-- SHORT EXERCISE --
Reproduce all of the data exactly.

-- INPUT ROWS --
begin

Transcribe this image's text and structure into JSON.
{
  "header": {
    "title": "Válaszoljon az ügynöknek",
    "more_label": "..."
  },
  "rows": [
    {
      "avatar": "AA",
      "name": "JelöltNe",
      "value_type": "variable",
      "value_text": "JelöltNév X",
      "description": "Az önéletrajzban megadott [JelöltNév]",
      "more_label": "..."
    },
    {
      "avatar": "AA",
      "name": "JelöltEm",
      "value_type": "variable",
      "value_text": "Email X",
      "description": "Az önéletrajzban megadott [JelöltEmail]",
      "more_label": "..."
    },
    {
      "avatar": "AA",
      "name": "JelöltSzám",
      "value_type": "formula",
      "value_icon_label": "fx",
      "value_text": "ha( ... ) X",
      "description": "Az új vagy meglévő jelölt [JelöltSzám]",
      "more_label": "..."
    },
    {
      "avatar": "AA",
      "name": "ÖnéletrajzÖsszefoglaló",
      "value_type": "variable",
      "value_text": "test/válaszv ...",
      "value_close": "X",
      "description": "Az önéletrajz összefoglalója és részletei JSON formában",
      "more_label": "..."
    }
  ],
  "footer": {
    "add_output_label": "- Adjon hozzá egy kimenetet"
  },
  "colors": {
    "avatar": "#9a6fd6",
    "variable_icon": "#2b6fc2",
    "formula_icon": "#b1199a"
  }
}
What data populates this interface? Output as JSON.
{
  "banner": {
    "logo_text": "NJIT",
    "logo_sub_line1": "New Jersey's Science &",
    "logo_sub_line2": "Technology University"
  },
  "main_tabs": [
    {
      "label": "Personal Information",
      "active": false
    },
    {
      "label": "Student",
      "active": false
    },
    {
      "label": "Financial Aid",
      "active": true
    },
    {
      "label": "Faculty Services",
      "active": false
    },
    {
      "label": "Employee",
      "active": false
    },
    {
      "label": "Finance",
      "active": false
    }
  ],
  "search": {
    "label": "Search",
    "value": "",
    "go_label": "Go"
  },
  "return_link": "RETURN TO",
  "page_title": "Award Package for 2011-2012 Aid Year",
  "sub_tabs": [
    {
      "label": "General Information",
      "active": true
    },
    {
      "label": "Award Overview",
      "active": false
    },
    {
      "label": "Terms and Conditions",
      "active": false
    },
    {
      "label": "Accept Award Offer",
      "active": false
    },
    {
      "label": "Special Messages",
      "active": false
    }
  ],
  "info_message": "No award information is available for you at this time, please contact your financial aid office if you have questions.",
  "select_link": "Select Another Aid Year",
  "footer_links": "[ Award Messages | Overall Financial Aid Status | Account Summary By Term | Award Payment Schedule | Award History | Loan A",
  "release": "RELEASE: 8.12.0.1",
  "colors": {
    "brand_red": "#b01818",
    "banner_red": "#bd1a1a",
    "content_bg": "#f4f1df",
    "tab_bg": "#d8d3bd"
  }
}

end

-- THE SOLUTION --
Transcribe this image's text and structure into JSON.
{
  "header": {
    "title": "Válaszoljon az ügynöknek",
    "more_label": "..."
  },
  "rows": [
    {
      "avatar": "AA",
      "name": "JelöltNe",
      "value_type": "variable",
      "value_text": "JelöltNév X",
      "description": "Az önéletrajzban megadott [JelöltNév]",
      "more_label": "..."
    },
    {
      "avatar": "AA",
      "name": "JelöltEm",
      "value_type": "variable",
      "value_text": "Email X",
      "description": "Az önéletrajzban megadott [JelöltEmail]",
      "more_label": "..."
    },
    {
      "avatar": "AA",
      "name": "JelöltSzám",
      "value_type": "formula",
      "value_icon_label": "fx",
      "value_text": "ha( ... ) X",
      "description": "Az új vagy meglévő jelölt [JelöltSzám]",
      "more_label": "..."
    },
    {
      "avatar": "AA",
      "name": "ÖnéletrajzÖsszefoglaló",
      "value_type": "variable",
      "value_text": "test/válaszv ...",
      "value_close": "X",
      "description": "Az önéletrajz összefoglalója és részletei JSON formában",
      "more_label": "..."
    }
  ],
  "footer": {
    "add_output_label": "- Adjon hozzá egy kimenetet"
  },
  "colors": {
    "avatar": "#9a6fd6",
    "variable_icon": "#2b6fc2",
    "formula_icon": "#b1199a"
  }
}
What data populates this interface? Output as JSON.
{
  "banner": {
    "logo_text": "NJIT",
    "logo_sub_line1": "New Jersey's Science &",
    "logo_sub_line2": "Technology University"
  },
  "main_tabs": [
    {
      "label": "Personal Information",
      "active": false
    },
    {
      "label": "Student",
      "active": false
    },
    {
      "label": "Financial Aid",
      "active": true
    },
    {
      "label": "Faculty Services",
      "active": false
    },
    {
      "label": "Employee",
      "active": false
    },
    {
      "label": "Finance",
      "active": false
    }
  ],
  "search": {
    "label": "Search",
    "value": "",
    "go_label": "Go"
  },
  "return_link": "RETURN TO",
  "page_title": "Award Package for 2011-2012 Aid Year",
  "sub_tabs": [
    {
      "label": "General Information",
      "active": true
    },
    {
      "label": "Award Overview",
      "active": false
    },
    {
      "label": "Terms and Conditions",
      "active": false
    },
    {
      "label": "Accept Award Offer",
      "active": false
    },
    {
      "label": "Special Messages",
      "active": false
    }
  ],
  "info_message": "No award information is available for you at this time, please contact your financial aid office if you have questions.",
  "select_link": "Select Another Aid Year",
  "footer_links": "[ Award Messages | Overall Financial Aid Status | Account Summary By Term | Award Payment Schedule | Award History | Loan A",
  "release": "RELEASE: 8.12.0.1",
  "colors": {
    "brand_red": "#b01818",
    "banner_red": "#bd1a1a",
    "content_bg": "#f4f1df",
    "tab_bg": "#d8d3bd"
  }
}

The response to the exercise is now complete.